Please transcribe the records precisely; pictures stay out of your copy.

**SOURCE MATERIAL**
* * *

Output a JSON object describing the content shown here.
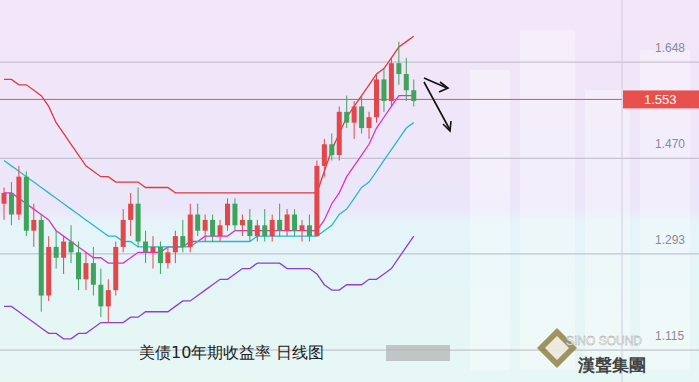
{
  "chart_data": {
    "type": "candlestick",
    "title": "美债10年期收益率 日线图",
    "annotations": [
      "SINO SOUND",
      "漢聲集團"
    ],
    "last_value": 1.553,
    "ylim": [
      1.03,
      1.737
    ],
    "yticks": [
      1.115,
      1.293,
      {
        "value": 1.47,
        "label": "1.470"
      },
      1.648
    ],
    "grid": true,
    "tick_labels": "y",
    "categories": [
      null,
      null,
      null,
      null,
      null,
      null,
      null,
      null,
      null,
      null,
      null,
      null,
      null,
      null,
      null,
      null,
      null,
      null,
      null,
      null,
      null,
      null,
      null,
      null,
      null,
      null,
      null,
      null,
      null,
      null,
      null,
      null,
      null,
      null,
      null,
      null,
      null,
      null,
      null,
      null,
      null,
      null,
      null,
      null,
      null,
      null,
      null,
      null,
      null,
      null,
      null,
      null,
      null,
      null,
      null,
      null
    ],
    "series": [
      {
        "type": "candlestick",
        "open": [
          1.36,
          1.38,
          1.34,
          1.41,
          1.31,
          1.33,
          1.19,
          1.28,
          1.26,
          1.29,
          1.27,
          1.22,
          1.25,
          1.21,
          1.17,
          1.2,
          1.28,
          1.33,
          1.36,
          1.29,
          1.27,
          1.28,
          1.25,
          1.27,
          1.3,
          1.28,
          1.34,
          1.31,
          1.33,
          1.3,
          1.32,
          1.36,
          1.32,
          1.33,
          1.3,
          1.32,
          1.3,
          1.33,
          1.31,
          1.34,
          1.31,
          1.32,
          1.3,
          1.43,
          1.47,
          1.45,
          1.53,
          1.51,
          1.54,
          1.5,
          1.52,
          1.59,
          1.55,
          1.62,
          1.6,
          1.57
        ],
        "high": [
          1.39,
          1.4,
          1.43,
          1.42,
          1.36,
          1.34,
          1.3,
          1.31,
          1.3,
          1.32,
          1.29,
          1.27,
          1.28,
          1.24,
          1.22,
          1.29,
          1.35,
          1.38,
          1.39,
          1.31,
          1.3,
          1.29,
          1.28,
          1.31,
          1.33,
          1.36,
          1.36,
          1.34,
          1.34,
          1.33,
          1.37,
          1.37,
          1.34,
          1.35,
          1.33,
          1.35,
          1.34,
          1.36,
          1.35,
          1.35,
          1.33,
          1.34,
          1.44,
          1.48,
          1.49,
          1.54,
          1.56,
          1.55,
          1.56,
          1.53,
          1.6,
          1.61,
          1.63,
          1.66,
          1.63,
          1.59
        ],
        "low": [
          1.33,
          1.32,
          1.33,
          1.3,
          1.28,
          1.16,
          1.18,
          1.24,
          1.23,
          1.25,
          1.2,
          1.2,
          1.19,
          1.15,
          1.14,
          1.19,
          1.27,
          1.3,
          1.28,
          1.25,
          1.24,
          1.23,
          1.24,
          1.25,
          1.27,
          1.27,
          1.3,
          1.29,
          1.29,
          1.29,
          1.31,
          1.31,
          1.3,
          1.29,
          1.29,
          1.29,
          1.29,
          1.3,
          1.3,
          1.3,
          1.29,
          1.29,
          1.3,
          1.41,
          1.44,
          1.44,
          1.5,
          1.48,
          1.49,
          1.48,
          1.51,
          1.53,
          1.54,
          1.58,
          1.55,
          1.54
        ],
        "close": [
          1.38,
          1.34,
          1.41,
          1.31,
          1.33,
          1.19,
          1.28,
          1.26,
          1.29,
          1.27,
          1.22,
          1.25,
          1.21,
          1.17,
          1.2,
          1.28,
          1.33,
          1.36,
          1.29,
          1.27,
          1.28,
          1.25,
          1.27,
          1.3,
          1.28,
          1.34,
          1.31,
          1.33,
          1.3,
          1.32,
          1.36,
          1.32,
          1.33,
          1.3,
          1.32,
          1.3,
          1.33,
          1.31,
          1.34,
          1.31,
          1.32,
          1.3,
          1.43,
          1.47,
          1.45,
          1.53,
          1.51,
          1.54,
          1.5,
          1.52,
          1.59,
          1.55,
          1.62,
          1.6,
          1.57,
          1.55
        ]
      },
      {
        "type": "line",
        "color": "#e0393e",
        "values": [
          1.59,
          1.59,
          1.58,
          1.58,
          1.57,
          1.56,
          1.54,
          1.51,
          1.49,
          1.47,
          1.45,
          1.43,
          1.42,
          1.41,
          1.41,
          1.4,
          1.4,
          1.4,
          1.4,
          1.39,
          1.39,
          1.39,
          1.39,
          1.38,
          1.38,
          1.38,
          1.38,
          1.38,
          1.38,
          1.38,
          1.38,
          1.38,
          1.38,
          1.38,
          1.38,
          1.38,
          1.38,
          1.38,
          1.38,
          1.38,
          1.38,
          1.38,
          1.38,
          1.42,
          1.46,
          1.49,
          1.52,
          1.54,
          1.56,
          1.58,
          1.6,
          1.61,
          1.63,
          1.65,
          1.66,
          1.67
        ]
      },
      {
        "type": "line",
        "color": "#e030c8",
        "values": [
          1.38,
          1.38,
          1.37,
          1.36,
          1.35,
          1.34,
          1.33,
          1.31,
          1.3,
          1.29,
          1.28,
          1.27,
          1.26,
          1.26,
          1.25,
          1.25,
          1.25,
          1.26,
          1.27,
          1.27,
          1.27,
          1.27,
          1.28,
          1.28,
          1.28,
          1.29,
          1.29,
          1.3,
          1.3,
          1.3,
          1.3,
          1.31,
          1.31,
          1.31,
          1.31,
          1.31,
          1.31,
          1.31,
          1.31,
          1.31,
          1.31,
          1.31,
          1.31,
          1.33,
          1.36,
          1.38,
          1.41,
          1.43,
          1.45,
          1.47,
          1.5,
          1.52,
          1.54,
          1.56,
          1.56,
          1.56
        ]
      },
      {
        "type": "line",
        "color": "#28b8d0",
        "values": [
          1.44,
          1.43,
          1.42,
          1.41,
          1.4,
          1.39,
          1.38,
          1.37,
          1.36,
          1.35,
          1.34,
          1.33,
          1.32,
          1.31,
          1.3,
          1.3,
          1.29,
          1.29,
          1.28,
          1.28,
          1.28,
          1.28,
          1.28,
          1.28,
          1.28,
          1.28,
          1.29,
          1.29,
          1.29,
          1.29,
          1.29,
          1.29,
          1.29,
          1.29,
          1.3,
          1.3,
          1.3,
          1.3,
          1.3,
          1.3,
          1.3,
          1.3,
          1.3,
          1.31,
          1.32,
          1.34,
          1.35,
          1.37,
          1.39,
          1.4,
          1.42,
          1.44,
          1.46,
          1.48,
          1.5,
          1.51
        ]
      },
      {
        "type": "line",
        "color": "#8a3fd6",
        "values": [
          1.17,
          1.17,
          1.16,
          1.15,
          1.14,
          1.13,
          1.12,
          1.12,
          1.11,
          1.11,
          1.12,
          1.12,
          1.13,
          1.14,
          1.14,
          1.14,
          1.14,
          1.15,
          1.15,
          1.16,
          1.16,
          1.16,
          1.16,
          1.17,
          1.18,
          1.18,
          1.19,
          1.2,
          1.21,
          1.22,
          1.22,
          1.23,
          1.24,
          1.24,
          1.25,
          1.25,
          1.25,
          1.25,
          1.24,
          1.24,
          1.24,
          1.24,
          1.23,
          1.21,
          1.2,
          1.2,
          1.21,
          1.21,
          1.21,
          1.22,
          1.22,
          1.23,
          1.24,
          1.26,
          1.28,
          1.3
        ]
      }
    ]
  }
}
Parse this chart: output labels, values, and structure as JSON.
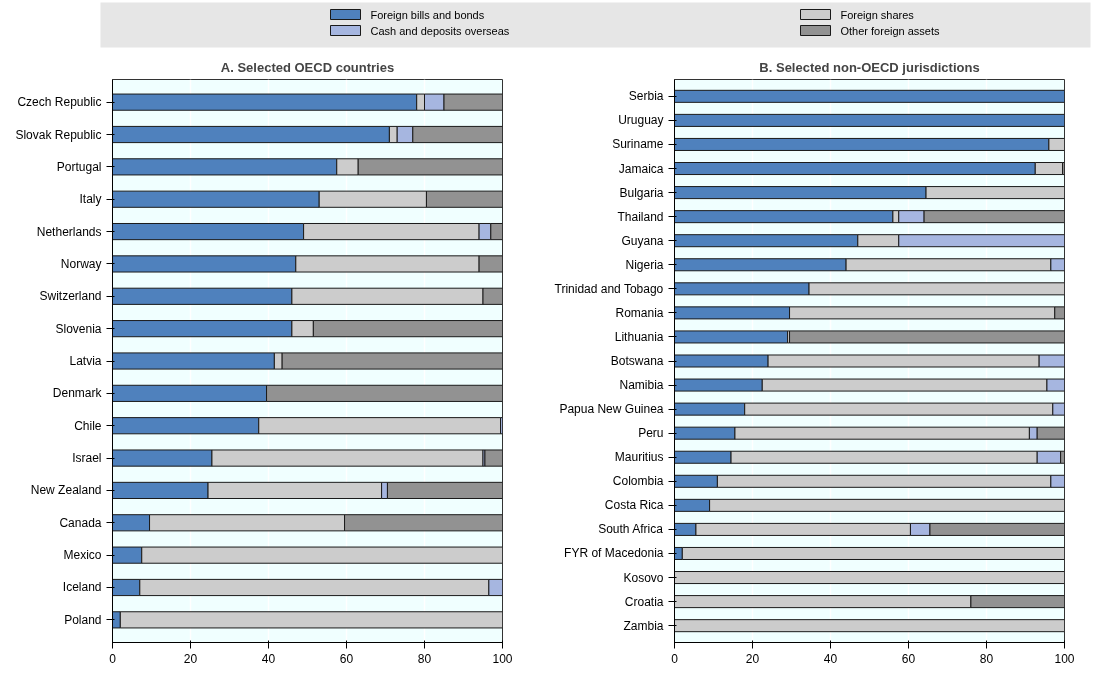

* * *

**SOLUTION BELOW**
Output a JSON object describing the content shown here.
{
  "chart_data": {
    "type": "candlestick",
    "title": "美债10年期收益率 日线图",
    "annotations": [
      "SINO SOUND",
      "漢聲集團"
    ],
    "last_value": 1.553,
    "ylim": [
      1.03,
      1.737
    ],
    "yticks": [
      1.115,
      1.293,
      {
        "value": 1.47,
        "label": "1.470"
      },
      1.648
    ],
    "grid": true,
    "tick_labels": "y",
    "categories": [
      null,
      null,
      null,
      null,
      null,
      null,
      null,
      null,
      null,
      null,
      null,
      null,
      null,
      null,
      null,
      null,
      null,
      null,
      null,
      null,
      null,
      null,
      null,
      null,
      null,
      null,
      null,
      null,
      null,
      null,
      null,
      null,
      null,
      null,
      null,
      null,
      null,
      null,
      null,
      null,
      null,
      null,
      null,
      null,
      null,
      null,
      null,
      null,
      null,
      null,
      null,
      null,
      null,
      null,
      null,
      null
    ],
    "series": [
      {
        "type": "candlestick",
        "open": [
          1.36,
          1.38,
          1.34,
          1.41,
          1.31,
          1.33,
          1.19,
          1.28,
          1.26,
          1.29,
          1.27,
          1.22,
          1.25,
          1.21,
          1.17,
          1.2,
          1.28,
          1.33,
          1.36,
          1.29,
          1.27,
          1.28,
          1.25,
          1.27,
          1.3,
          1.28,
          1.34,
          1.31,
          1.33,
          1.3,
          1.32,
          1.36,
          1.32,
          1.33,
          1.3,
          1.32,
          1.3,
          1.33,
          1.31,
          1.34,
          1.31,
          1.32,
          1.3,
          1.43,
          1.47,
          1.45,
          1.53,
          1.51,
          1.54,
          1.5,
          1.52,
          1.59,
          1.55,
          1.62,
          1.6,
          1.57
        ],
        "high": [
          1.39,
          1.4,
          1.43,
          1.42,
          1.36,
          1.34,
          1.3,
          1.31,
          1.3,
          1.32,
          1.29,
          1.27,
          1.28,
          1.24,
          1.22,
          1.29,
          1.35,
          1.38,
          1.39,
          1.31,
          1.3,
          1.29,
          1.28,
          1.31,
          1.33,
          1.36,
          1.36,
          1.34,
          1.34,
          1.33,
          1.37,
          1.37,
          1.34,
          1.35,
          1.33,
          1.35,
          1.34,
          1.36,
          1.35,
          1.35,
          1.33,
          1.34,
          1.44,
          1.48,
          1.49,
          1.54,
          1.56,
          1.55,
          1.56,
          1.53,
          1.6,
          1.61,
          1.63,
          1.66,
          1.63,
          1.59
        ],
        "low": [
          1.33,
          1.32,
          1.33,
          1.3,
          1.28,
          1.16,
          1.18,
          1.24,
          1.23,
          1.25,
          1.2,
          1.2,
          1.19,
          1.15,
          1.14,
          1.19,
          1.27,
          1.3,
          1.28,
          1.25,
          1.24,
          1.23,
          1.24,
          1.25,
          1.27,
          1.27,
          1.3,
          1.29,
          1.29,
          1.29,
          1.31,
          1.31,
          1.3,
          1.29,
          1.29,
          1.29,
          1.29,
          1.3,
          1.3,
          1.3,
          1.29,
          1.29,
          1.3,
          1.41,
          1.44,
          1.44,
          1.5,
          1.48,
          1.49,
          1.48,
          1.51,
          1.53,
          1.54,
          1.58,
          1.55,
          1.54
        ],
        "close": [
          1.38,
          1.34,
          1.41,
          1.31,
          1.33,
          1.19,
          1.28,
          1.26,
          1.29,
          1.27,
          1.22,
          1.25,
          1.21,
          1.17,
          1.2,
          1.28,
          1.33,
          1.36,
          1.29,
          1.27,
          1.28,
          1.25,
          1.27,
          1.3,
          1.28,
          1.34,
          1.31,
          1.33,
          1.3,
          1.32,
          1.36,
          1.32,
          1.33,
          1.3,
          1.32,
          1.3,
          1.33,
          1.31,
          1.34,
          1.31,
          1.32,
          1.3,
          1.43,
          1.47,
          1.45,
          1.53,
          1.51,
          1.54,
          1.5,
          1.52,
          1.59,
          1.55,
          1.62,
          1.6,
          1.57,
          1.55
        ]
      },
      {
        "type": "line",
        "color": "#e0393e",
        "values": [
          1.59,
          1.59,
          1.58,
          1.58,
          1.57,
          1.56,
          1.54,
          1.51,
          1.49,
          1.47,
          1.45,
          1.43,
          1.42,
          1.41,
          1.41,
          1.4,
          1.4,
          1.4,
          1.4,
          1.39,
          1.39,
          1.39,
          1.39,
          1.38,
          1.38,
          1.38,
          1.38,
          1.38,
          1.38,
          1.38,
          1.38,
          1.38,
          1.38,
          1.38,
          1.38,
          1.38,
          1.38,
          1.38,
          1.38,
          1.38,
          1.38,
          1.38,
          1.38,
          1.42,
          1.46,
          1.49,
          1.52,
          1.54,
          1.56,
          1.58,
          1.6,
          1.61,
          1.63,
          1.65,
          1.66,
          1.67
        ]
      },
      {
        "type": "line",
        "color": "#e030c8",
        "values": [
          1.38,
          1.38,
          1.37,
          1.36,
          1.35,
          1.34,
          1.33,
          1.31,
          1.3,
          1.29,
          1.28,
          1.27,
          1.26,
          1.26,
          1.25,
          1.25,
          1.25,
          1.26,
          1.27,
          1.27,
          1.27,
          1.27,
          1.28,
          1.28,
          1.28,
          1.29,
          1.29,
          1.3,
          1.3,
          1.3,
          1.3,
          1.31,
          1.31,
          1.31,
          1.31,
          1.31,
          1.31,
          1.31,
          1.31,
          1.31,
          1.31,
          1.31,
          1.31,
          1.33,
          1.36,
          1.38,
          1.41,
          1.43,
          1.45,
          1.47,
          1.5,
          1.52,
          1.54,
          1.56,
          1.56,
          1.56
        ]
      },
      {
        "type": "line",
        "color": "#28b8d0",
        "values": [
          1.44,
          1.43,
          1.42,
          1.41,
          1.4,
          1.39,
          1.38,
          1.37,
          1.36,
          1.35,
          1.34,
          1.33,
          1.32,
          1.31,
          1.3,
          1.3,
          1.29,
          1.29,
          1.28,
          1.28,
          1.28,
          1.28,
          1.28,
          1.28,
          1.28,
          1.28,
          1.29,
          1.29,
          1.29,
          1.29,
          1.29,
          1.29,
          1.29,
          1.29,
          1.3,
          1.3,
          1.3,
          1.3,
          1.3,
          1.3,
          1.3,
          1.3,
          1.3,
          1.31,
          1.32,
          1.34,
          1.35,
          1.37,
          1.39,
          1.4,
          1.42,
          1.44,
          1.46,
          1.48,
          1.5,
          1.51
        ]
      },
      {
        "type": "line",
        "color": "#8a3fd6",
        "values": [
          1.17,
          1.17,
          1.16,
          1.15,
          1.14,
          1.13,
          1.12,
          1.12,
          1.11,
          1.11,
          1.12,
          1.12,
          1.13,
          1.14,
          1.14,
          1.14,
          1.14,
          1.15,
          1.15,
          1.16,
          1.16,
          1.16,
          1.16,
          1.17,
          1.18,
          1.18,
          1.19,
          1.2,
          1.21,
          1.22,
          1.22,
          1.23,
          1.24,
          1.24,
          1.25,
          1.25,
          1.25,
          1.25,
          1.24,
          1.24,
          1.24,
          1.24,
          1.23,
          1.21,
          1.2,
          1.2,
          1.21,
          1.21,
          1.21,
          1.22,
          1.22,
          1.23,
          1.24,
          1.26,
          1.28,
          1.3
        ]
      }
    ]
  }
}
Parse this chart: output labels, values, and structure as JSON.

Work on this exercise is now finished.